Single out each line with the word "this" and copy it.

* _GIVEN RECORDS_:
○ ○ ○ ○ ○

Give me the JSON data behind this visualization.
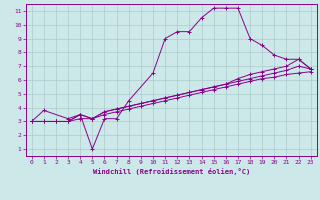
{
  "title": "",
  "xlabel": "Windchill (Refroidissement éolien,°C)",
  "ylabel": "",
  "bg_color": "#cce8e8",
  "line_color": "#8b008b",
  "grid_color": "#aacccc",
  "xlim": [
    -0.5,
    23.5
  ],
  "ylim": [
    0.5,
    11.5
  ],
  "xticks": [
    0,
    1,
    2,
    3,
    4,
    5,
    6,
    7,
    8,
    9,
    10,
    11,
    12,
    13,
    14,
    15,
    16,
    17,
    18,
    19,
    20,
    21,
    22,
    23
  ],
  "yticks": [
    1,
    2,
    3,
    4,
    5,
    6,
    7,
    8,
    9,
    10,
    11
  ],
  "line1_x": [
    0,
    1,
    2,
    3,
    4,
    5,
    6,
    7,
    8,
    9,
    10,
    11,
    12,
    13,
    14,
    15,
    16,
    17,
    18,
    19,
    20,
    21,
    22,
    23
  ],
  "line1_y": [
    3.0,
    3.0,
    3.0,
    3.0,
    3.2,
    3.2,
    3.5,
    3.7,
    3.9,
    4.1,
    4.3,
    4.5,
    4.7,
    4.9,
    5.1,
    5.3,
    5.5,
    5.7,
    5.9,
    6.1,
    6.2,
    6.4,
    6.5,
    6.6
  ],
  "line2_x": [
    0,
    1,
    2,
    3,
    4,
    5,
    6,
    7,
    8,
    9,
    10,
    11,
    12,
    13,
    14,
    15,
    16,
    17,
    18,
    19,
    20,
    21,
    22,
    23
  ],
  "line2_y": [
    3.0,
    3.0,
    3.0,
    3.0,
    3.5,
    3.2,
    3.7,
    3.9,
    4.1,
    4.3,
    4.5,
    4.7,
    4.9,
    5.1,
    5.3,
    5.5,
    5.7,
    6.1,
    6.4,
    6.6,
    6.8,
    7.0,
    7.5,
    6.8
  ],
  "line3_x": [
    0,
    1,
    3,
    4,
    5,
    6,
    7,
    8,
    10,
    11,
    12,
    13,
    14,
    15,
    16,
    17,
    18,
    19,
    20,
    21,
    22,
    23
  ],
  "line3_y": [
    3.0,
    3.8,
    3.2,
    3.5,
    1.0,
    3.2,
    3.2,
    4.5,
    6.5,
    9.0,
    9.5,
    9.5,
    10.5,
    11.2,
    11.2,
    11.2,
    9.0,
    8.5,
    7.8,
    7.5,
    7.5,
    6.8
  ],
  "line4_x": [
    0,
    1,
    2,
    3,
    4,
    5,
    6,
    7,
    8,
    9,
    10,
    11,
    12,
    13,
    14,
    15,
    16,
    17,
    18,
    19,
    20,
    21,
    22,
    23
  ],
  "line4_y": [
    3.0,
    3.0,
    3.0,
    3.0,
    3.5,
    3.2,
    3.7,
    3.9,
    4.1,
    4.3,
    4.5,
    4.7,
    4.9,
    5.1,
    5.3,
    5.5,
    5.7,
    5.9,
    6.1,
    6.3,
    6.5,
    6.7,
    7.0,
    6.8
  ]
}
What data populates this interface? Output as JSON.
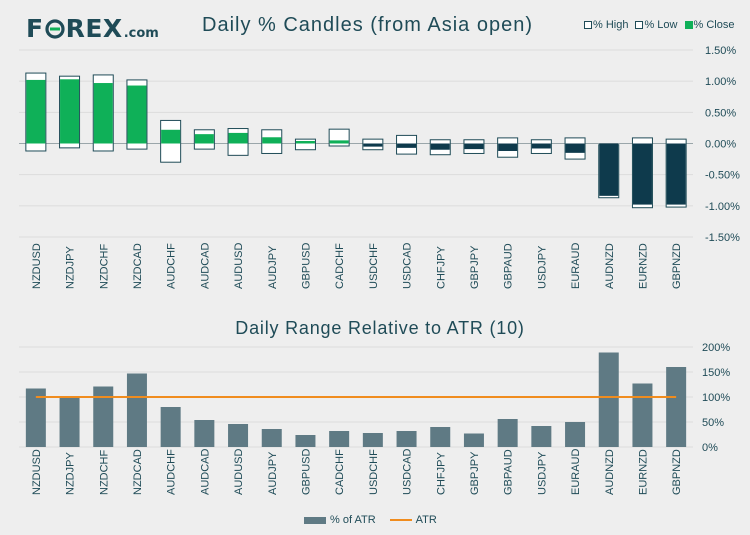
{
  "brand": {
    "name_pre": "F",
    "name_post": "REX",
    "domain": ".com"
  },
  "chart_data": [
    {
      "type": "candlestick",
      "title": "Daily % Candles (from Asia open)",
      "legend": {
        "high": "% High",
        "low": "% Low",
        "close": "% Close"
      },
      "categories": [
        "NZDUSD",
        "NZDJPY",
        "NZDCHF",
        "NZDCAD",
        "AUDCHF",
        "AUDCAD",
        "AUDUSD",
        "AUDJPY",
        "GBPUSD",
        "CADCHF",
        "USDCHF",
        "USDCAD",
        "CHFJPY",
        "GBPJPY",
        "GBPAUD",
        "USDJPY",
        "EURAUD",
        "AUDNZD",
        "EURNZD",
        "GBPNZD"
      ],
      "high": [
        1.13,
        1.08,
        1.1,
        1.02,
        0.37,
        0.22,
        0.24,
        0.22,
        0.07,
        0.23,
        0.07,
        0.13,
        0.06,
        0.06,
        0.09,
        0.06,
        0.09,
        -0.02,
        0.09,
        0.07
      ],
      "low": [
        -0.12,
        -0.07,
        -0.12,
        -0.09,
        -0.3,
        -0.09,
        -0.19,
        -0.16,
        -0.1,
        -0.04,
        -0.1,
        -0.17,
        -0.18,
        -0.16,
        -0.22,
        -0.16,
        -0.25,
        -0.87,
        -1.03,
        -1.02
      ],
      "close": [
        1.02,
        1.03,
        0.97,
        0.93,
        0.22,
        0.15,
        0.17,
        0.1,
        0.04,
        0.05,
        -0.05,
        -0.07,
        -0.1,
        -0.09,
        -0.12,
        -0.08,
        -0.15,
        -0.84,
        -0.98,
        -0.98
      ],
      "yticks": [
        "1.50%",
        "1.00%",
        "0.50%",
        "0.00%",
        "-0.50%",
        "-1.00%",
        "-1.50%"
      ],
      "ylim": [
        -1.5,
        1.5
      ],
      "colors": {
        "up": "#0fb058",
        "down": "#0e3a4c",
        "range": "#ffffff",
        "outline": "#1f4b57"
      }
    },
    {
      "type": "bar",
      "title": "Daily Range Relative to ATR (10)",
      "legend": {
        "bar": "% of ATR",
        "line": "ATR"
      },
      "categories": [
        "NZDUSD",
        "NZDJPY",
        "NZDCHF",
        "NZDCAD",
        "AUDCHF",
        "AUDCAD",
        "AUDUSD",
        "AUDJPY",
        "GBPUSD",
        "CADCHF",
        "USDCHF",
        "USDCAD",
        "CHFJPY",
        "GBPJPY",
        "GBPAUD",
        "USDJPY",
        "EURAUD",
        "AUDNZD",
        "EURNZD",
        "GBPNZD"
      ],
      "values": [
        117,
        100,
        121,
        147,
        80,
        54,
        46,
        36,
        24,
        32,
        28,
        32,
        40,
        27,
        56,
        42,
        50,
        189,
        127,
        160
      ],
      "atr_line": 100,
      "yticks": [
        "200%",
        "150%",
        "100%",
        "50%",
        "0%"
      ],
      "ylim": [
        0,
        200
      ],
      "colors": {
        "bar": "#5f7a84",
        "line": "#f08c1e"
      }
    }
  ]
}
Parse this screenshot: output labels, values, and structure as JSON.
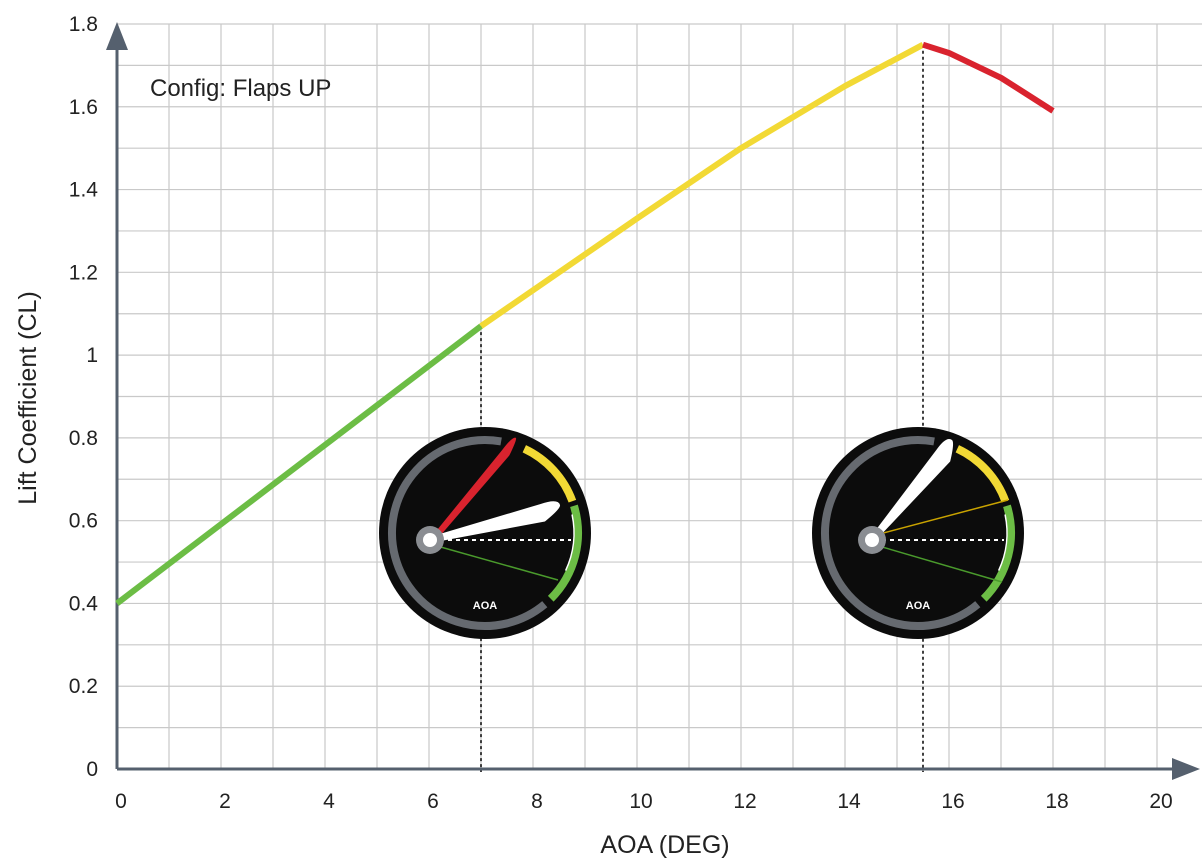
{
  "chart_data": {
    "type": "line",
    "xlabel": "AOA (DEG)",
    "ylabel": "Lift Coefficient (CL)",
    "annotation": "Config: Flaps UP",
    "xlim": [
      0,
      21
    ],
    "ylim": [
      0,
      1.8
    ],
    "x_ticks": [
      "0",
      "2",
      "4",
      "6",
      "8",
      "10",
      "12",
      "14",
      "16",
      "18",
      "20"
    ],
    "y_ticks": [
      "0",
      "0.2",
      "0.4",
      "0.6",
      "0.8",
      "1",
      "1.2",
      "1.4",
      "1.6",
      "1.8"
    ],
    "grid": true,
    "series": [
      {
        "color": "#6cbd45",
        "x": [
          0,
          7
        ],
        "y": [
          0.4,
          1.07
        ]
      },
      {
        "color": "#f2d935",
        "x": [
          7,
          10,
          12,
          14,
          15.5
        ],
        "y": [
          1.07,
          1.33,
          1.5,
          1.65,
          1.75
        ]
      },
      {
        "color": "#d9232e",
        "x": [
          15.5,
          16,
          17,
          18
        ],
        "y": [
          1.75,
          1.73,
          1.67,
          1.59
        ]
      }
    ],
    "reference_lines_x": [
      7,
      15.5
    ],
    "gauges": [
      {
        "label": "AOA",
        "at_aoa": 7
      },
      {
        "label": "AOA",
        "at_aoa": 15.5
      }
    ]
  }
}
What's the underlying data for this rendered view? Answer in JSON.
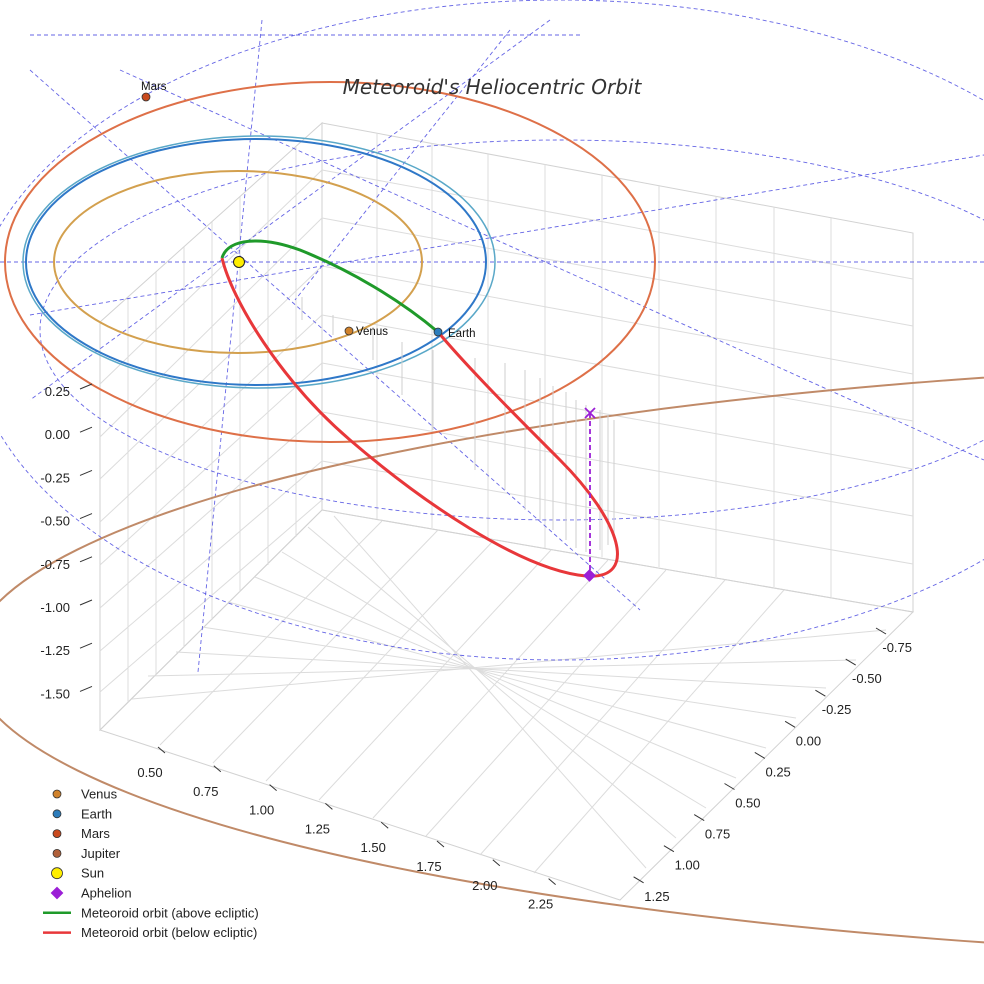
{
  "chart_data": {
    "type": "3d-orbit",
    "title": "Meteoroid's Heliocentric Orbit",
    "axes": {
      "x_ticks": [
        "0.50",
        "0.75",
        "1.00",
        "1.25",
        "1.50",
        "1.75",
        "2.00",
        "2.25"
      ],
      "y_ticks": [
        "-0.75",
        "-0.50",
        "-0.25",
        "0.00",
        "0.25",
        "0.50",
        "0.75",
        "1.00",
        "1.25"
      ],
      "z_ticks": [
        "0.25",
        "0.00",
        "-0.25",
        "-0.50",
        "-0.75",
        "-1.00",
        "-1.25",
        "-1.50"
      ]
    },
    "planet_labels": {
      "mars": "Mars",
      "venus": "Venus",
      "earth": "Earth"
    },
    "legend": [
      {
        "label": "Venus",
        "marker": "circle",
        "color": "#d0822b"
      },
      {
        "label": "Earth",
        "marker": "circle",
        "color": "#2c7cbb"
      },
      {
        "label": "Mars",
        "marker": "circle",
        "color": "#c94a1e"
      },
      {
        "label": "Jupiter",
        "marker": "circle",
        "color": "#b0603a"
      },
      {
        "label": "Sun",
        "marker": "circle",
        "color": "#ffee00"
      },
      {
        "label": "Aphelion",
        "marker": "diamond",
        "color": "#9b1fd6"
      },
      {
        "label": "Meteoroid orbit (above ecliptic)",
        "marker": "line",
        "color": "#1f9a2a"
      },
      {
        "label": "Meteoroid orbit (below ecliptic)",
        "marker": "line",
        "color": "#e8373a"
      }
    ],
    "colors": {
      "venus_orbit": "#d3a04e",
      "earth_orbit": "#2f78c8",
      "earth_orbit_alt": "#5aa8c8",
      "mars_orbit": "#de7048",
      "jupiter_orbit": "#c08a68",
      "above": "#1f9a2a",
      "below": "#e8373a",
      "aphelion": "#9b1fd6",
      "reference": "#4a4ae0"
    }
  }
}
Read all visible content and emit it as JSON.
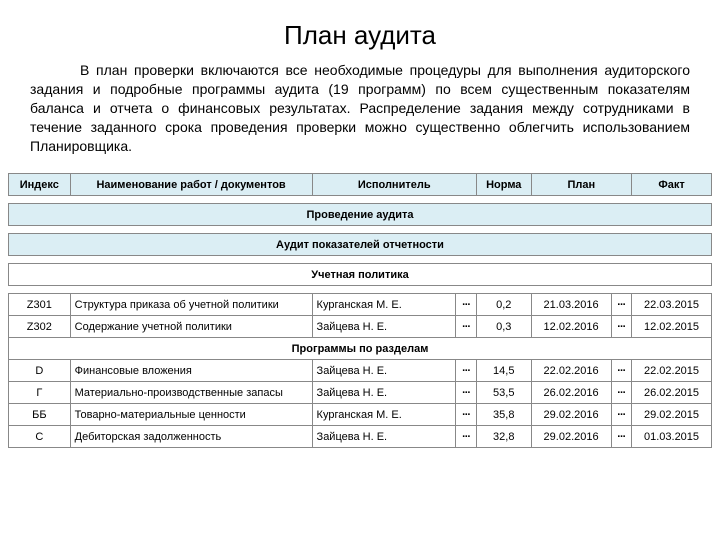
{
  "title": "План аудита",
  "paragraph": "В план проверки включаются все необходимые процедуры для выполнения аудиторского задания и подробные программы аудита (19 программ) по всем существенным показателям баланса и отчета о финансовых результатах. Распределение задания между сотрудниками в течение заданного срока проведения проверки можно существенно облегчить использованием Планировщика.",
  "headers": {
    "index": "Индекс",
    "name": "Наименование работ / документов",
    "executor": "Исполнитель",
    "norm": "Норма",
    "plan": "План",
    "fact": "Факт"
  },
  "sections": {
    "audit": "Проведение аудита",
    "indicators": "Аудит показателей отчетности",
    "policy": "Учетная политика",
    "programs": "Программы по разделам"
  },
  "dots": "···",
  "rows_policy": [
    {
      "idx": "Z301",
      "name": "Структура приказа об учетной политики",
      "exec": "Курганская М. Е.",
      "norm": "0,2",
      "plan": "21.03.2016",
      "fact": "22.03.2015"
    },
    {
      "idx": "Z302",
      "name": "Содержание учетной политики",
      "exec": "Зайцева Н. Е.",
      "norm": "0,3",
      "plan": "12.02.2016",
      "fact": "12.02.2015"
    }
  ],
  "rows_programs": [
    {
      "idx": "D",
      "name": "Финансовые вложения",
      "exec": "Зайцева Н. Е.",
      "norm": "14,5",
      "plan": "22.02.2016",
      "fact": "22.02.2015"
    },
    {
      "idx": "Г",
      "name": "Материально-производственные запасы",
      "exec": "Зайцева Н. Е.",
      "norm": "53,5",
      "plan": "26.02.2016",
      "fact": "26.02.2015"
    },
    {
      "idx": "ББ",
      "name": "Товарно-материальные ценности",
      "exec": "Курганская М. Е.",
      "norm": "35,8",
      "plan": "29.02.2016",
      "fact": "29.02.2015"
    },
    {
      "idx": "С",
      "name": "Дебиторская задолженность",
      "exec": "Зайцева Н. Е.",
      "norm": "32,8",
      "plan": "29.02.2016",
      "fact": "01.03.2015"
    }
  ],
  "colors": {
    "header_bg": "#dbeef4",
    "index_bg": "#b4e2cd",
    "border": "#888888",
    "background": "#ffffff"
  },
  "font_sizes": {
    "title": 26,
    "paragraph": 14,
    "table": 11
  }
}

○ ○ ○ ○ ○

* _RESPONSE_:
Give me the JSON data behind this visualization.
What data populates this interface? Output as JSON.
Parse this screenshot: output labels, values, and structure as JSON.
What's the underlying data for this rendered view? Answer in JSON.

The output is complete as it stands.